*** Data to use

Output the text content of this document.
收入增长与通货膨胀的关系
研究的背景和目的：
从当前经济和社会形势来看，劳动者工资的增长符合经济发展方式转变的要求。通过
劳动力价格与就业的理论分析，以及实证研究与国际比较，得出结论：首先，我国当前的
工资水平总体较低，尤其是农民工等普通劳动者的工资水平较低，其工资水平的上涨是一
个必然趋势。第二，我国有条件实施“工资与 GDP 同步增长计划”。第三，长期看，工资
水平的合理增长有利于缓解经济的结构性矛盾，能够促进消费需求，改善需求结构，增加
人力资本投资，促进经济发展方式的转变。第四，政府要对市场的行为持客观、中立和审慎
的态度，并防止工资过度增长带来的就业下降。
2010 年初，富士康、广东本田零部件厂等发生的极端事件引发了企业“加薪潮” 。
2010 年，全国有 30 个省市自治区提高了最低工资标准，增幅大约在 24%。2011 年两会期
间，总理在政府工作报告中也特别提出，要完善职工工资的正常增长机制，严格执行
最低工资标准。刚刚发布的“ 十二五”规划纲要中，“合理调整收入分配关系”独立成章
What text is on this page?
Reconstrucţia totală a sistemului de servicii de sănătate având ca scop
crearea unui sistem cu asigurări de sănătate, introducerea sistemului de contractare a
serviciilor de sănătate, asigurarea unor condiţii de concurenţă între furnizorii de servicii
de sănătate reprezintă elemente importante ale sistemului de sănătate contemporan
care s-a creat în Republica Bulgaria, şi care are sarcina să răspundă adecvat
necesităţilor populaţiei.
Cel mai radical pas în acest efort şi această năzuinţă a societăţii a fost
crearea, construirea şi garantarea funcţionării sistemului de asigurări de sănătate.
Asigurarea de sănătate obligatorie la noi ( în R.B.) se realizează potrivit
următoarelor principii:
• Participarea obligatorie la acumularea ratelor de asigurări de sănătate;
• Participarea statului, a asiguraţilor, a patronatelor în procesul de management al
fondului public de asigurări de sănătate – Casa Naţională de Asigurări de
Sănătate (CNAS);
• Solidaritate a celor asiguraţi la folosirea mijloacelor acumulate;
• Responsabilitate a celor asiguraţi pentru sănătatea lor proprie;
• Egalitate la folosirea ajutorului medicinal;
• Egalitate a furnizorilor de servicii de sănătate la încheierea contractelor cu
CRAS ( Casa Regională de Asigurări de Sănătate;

******

Instructions to follow — Copy each record from above exactly, and include every line.

Exercise output —
Output the text content of this document.
收入增长与通货膨胀的关系
研究的背景和目的：
从当前经济和社会形势来看，劳动者工资的增长符合经济发展方式转变的要求。通过
劳动力价格与就业的理论分析，以及实证研究与国际比较，得出结论：首先，我国当前的
工资水平总体较低，尤其是农民工等普通劳动者的工资水平较低，其工资水平的上涨是一
个必然趋势。第二，我国有条件实施“工资与 GDP 同步增长计划”。第三，长期看，工资
水平的合理增长有利于缓解经济的结构性矛盾，能够促进消费需求，改善需求结构，增加
人力资本投资，促进经济发展方式的转变。第四，政府要对市场的行为持客观、中立和审慎
的态度，并防止工资过度增长带来的就业下降。
2010 年初，富士康、广东本田零部件厂等发生的极端事件引发了企业“加薪潮” 。
2010 年，全国有 30 个省市自治区提高了最低工资标准，增幅大约在 24%。2011 年两会期
间，总理在政府工作报告中也特别提出，要完善职工工资的正常增长机制，严格执行
最低工资标准。刚刚发布的“ 十二五”规划纲要中，“合理调整收入分配关系”独立成章
What text is on this page?
Reconstrucţia totală a sistemului de servicii de sănătate având ca scop
crearea unui sistem cu asigurări de sănătate, introducerea sistemului de contractare a
serviciilor de sănătate, asigurarea unor condiţii de concurenţă între furnizorii de servicii
de sănătate reprezintă elemente importante ale sistemului de sănătate contemporan
care s-a creat în Republica Bulgaria, şi care are sarcina să răspundă adecvat
necesităţilor populaţiei.
Cel mai radical pas în acest efort şi această năzuinţă a societăţii a fost
crearea, construirea şi garantarea funcţionării sistemului de asigurări de sănătate.
Asigurarea de sănătate obligatorie la noi ( în R.B.) se realizează potrivit
următoarelor principii:
• Participarea obligatorie la acumularea ratelor de asigurări de sănătate;
• Participarea statului, a asiguraţilor, a patronatelor în procesul de management al
fondului public de asigurări de sănătate – Casa Naţională de Asigurări de
Sănătate (CNAS);
• Solidaritate a celor asiguraţi la folosirea mijloacelor acumulate;
• Responsabilitate a celor asiguraţi pentru sănătatea lor proprie;
• Egalitate la folosirea ajutorului medicinal;
• Egalitate a furnizorilor de servicii de sănătate la încheierea contractelor cu
CRAS ( Casa Regională de Asigurări de Sănătate;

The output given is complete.